* _Exercice court A_: Reproduisez intégralement, sans aucune modification, chaque ligne du listing de données de dessin technique.

* _Document_:

Afin d’assurer la meilleure articulation possible entre ces deux affectations successives d’un même site, il est proposé d’insérer un complément dans l’arrêté ministériel ainsi qu’un complément dans le décret simple.
L’article 3 de l’arrêté ministériel concerne le dossier de demande d’agrément. Il pourrait utilement être complété comme suit afin que le dossier comprenne :
« 4° bis La description de toute activité passée menée sur le site et des modalités de réhabilitation mises en œuvre lors de la cessation de cette activité ; »
En ce sens également, l’article 4 du décret simple qui concerne le contenu de l’agrément pourrait être complété comme suit :
« 4° bis La nature de toute activité passée menée sur le site ; »
[Exposé des motifs : les carrières finies sont sollicitées pour devenir des zones de compensation par les conservatoires, les collectivités, car la réhabilitation des sites permet des restitutions en milieux naturels fonctionnels]
Les projets de texte soulèvent des interrogations et des lourdeurs (complexité du dossier, impossibilité de mutualiser les unités de compensation biodiversité avec les réductions d’émissions « bas carbone », …) qui peuvent freiner le déploiement des SNCRR et ainsi entraver la volonté du législateur de favoriser le recours à la compensation par l’offre.
A cela s’ajoute un besoin de clarification sur plusieurs points :
1. Constitution du dossier d’agrément
- Le dossier à constituer est conséquent, assez précis, donne l’impression de répondre à un appel d’offres. D’ailleurs, dès le premier article de l’arrêt, on parle de « candidat ». Est-ce à dire qu’il y a un nombre de dossiers limités, un nombre limité d’unités accordées, par région par exemple ?
- Est-il prévu un guide de référence pour maximiser les chances d’obtenir l’agréement, qui donnerait également les méthodes de calcul de gain écologiques de référence, les zones de renaturation à privilégier…?
2. Additionnalité :
- Est-ce qu’un SNCRR permettrait de répondre à des mesures compensatoires pour deux projets différents, qui auraient des impacts différents ?
- Comment sont calculés les unités de compensation ? Comment l’équivalence écologique est-elle définie ? Rappeler que l’on peut compenser uniquement un type d’habitat pas ce même type d’habitat.
3. Déploiement des opérations de restauration :
- Si sur un SNCRR, toutes les unités de compensation n’ont pas été vendues, est-ce que le porteur de l’agrément initie quand même les opérations de restauration/gestion ? Si oui, comment et à partir de quand calcule-t-on le gain écologique ? Si non, comment est géré le foncier avant mise en place des opérations ?

* _Exercice court B_: D'après le document sur les SNCRR, quel article de l'arrêté ministériel concerne le dossier de demande d'agrément ?

* _Lignes de données_:
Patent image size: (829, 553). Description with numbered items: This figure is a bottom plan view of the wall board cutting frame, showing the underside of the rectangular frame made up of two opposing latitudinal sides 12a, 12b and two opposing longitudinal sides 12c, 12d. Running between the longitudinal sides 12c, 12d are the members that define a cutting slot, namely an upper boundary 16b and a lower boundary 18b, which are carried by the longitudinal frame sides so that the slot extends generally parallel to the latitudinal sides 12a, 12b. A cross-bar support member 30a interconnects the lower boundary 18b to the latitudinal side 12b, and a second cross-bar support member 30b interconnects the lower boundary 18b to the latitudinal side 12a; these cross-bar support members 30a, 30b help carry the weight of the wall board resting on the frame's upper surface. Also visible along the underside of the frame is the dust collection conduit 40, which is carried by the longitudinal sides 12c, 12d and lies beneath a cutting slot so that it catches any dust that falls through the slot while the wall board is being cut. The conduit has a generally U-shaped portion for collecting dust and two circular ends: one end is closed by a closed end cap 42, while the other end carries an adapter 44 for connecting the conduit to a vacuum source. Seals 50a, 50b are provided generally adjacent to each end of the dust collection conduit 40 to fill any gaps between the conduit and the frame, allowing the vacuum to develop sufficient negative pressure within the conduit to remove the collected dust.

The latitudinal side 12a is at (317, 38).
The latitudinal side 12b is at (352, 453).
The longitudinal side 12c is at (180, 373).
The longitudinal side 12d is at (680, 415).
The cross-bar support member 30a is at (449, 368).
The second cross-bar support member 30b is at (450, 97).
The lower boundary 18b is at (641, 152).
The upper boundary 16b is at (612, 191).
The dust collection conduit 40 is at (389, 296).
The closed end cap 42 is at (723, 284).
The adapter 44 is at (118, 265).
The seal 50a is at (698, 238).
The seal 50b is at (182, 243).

* _Réponse attendue A_:
Patent image size: (829, 553). Description with numbered items: This figure is a bottom plan view of the wall board cutting frame, showing the underside of the rectangular frame made up of two opposing latitudinal sides 12a, 12b and two opposing longitudinal sides 12c, 12d. Running between the longitudinal sides 12c, 12d are the members that define a cutting slot, namely an upper boundary 16b and a lower boundary 18b, which are carried by the longitudinal frame sides so that the slot extends generally parallel to the latitudinal sides 12a, 12b. A cross-bar support member 30a interconnects the lower boundary 18b to the latitudinal side 12b, and a second cross-bar support member 30b interconnects the lower boundary 18b to the latitudinal side 12a; these cross-bar support members 30a, 30b help carry the weight of the wall board resting on the frame's upper surface. Also visible along the underside of the frame is the dust collection conduit 40, which is carried by the longitudinal sides 12c, 12d and lies beneath a cutting slot so that it catches any dust that falls through the slot while the wall board is being cut. The conduit has a generally U-shaped portion for collecting dust and two circular ends: one end is closed by a closed end cap 42, while the other end carries an adapter 44 for connecting the conduit to a vacuum source. Seals 50a, 50b are provided generally adjacent to each end of the dust collection conduit 40 to fill any gaps between the conduit and the frame, allowing the vacuum to develop sufficient negative pressure within the conduit to remove the collected dust.

The latitudinal side 12a is at (317, 38).
The latitudinal side 12b is at (352, 453).
The longitudinal side 12c is at (180, 373).
The longitudinal side 12d is at (680, 415).
The cross-bar support member 30a is at (449, 368).
The second cross-bar support member 30b is at (450, 97).
The lower boundary 18b is at (641, 152).
The upper boundary 16b is at (612, 191).
The dust collection conduit 40 is at (389, 296).
The closed end cap 42 is at (723, 284).
The adapter 44 is at (118, 265).
The seal 50a is at (698, 238).
The seal 50b is at (182, 243).

* _Réponse attendue B_: L'article 3.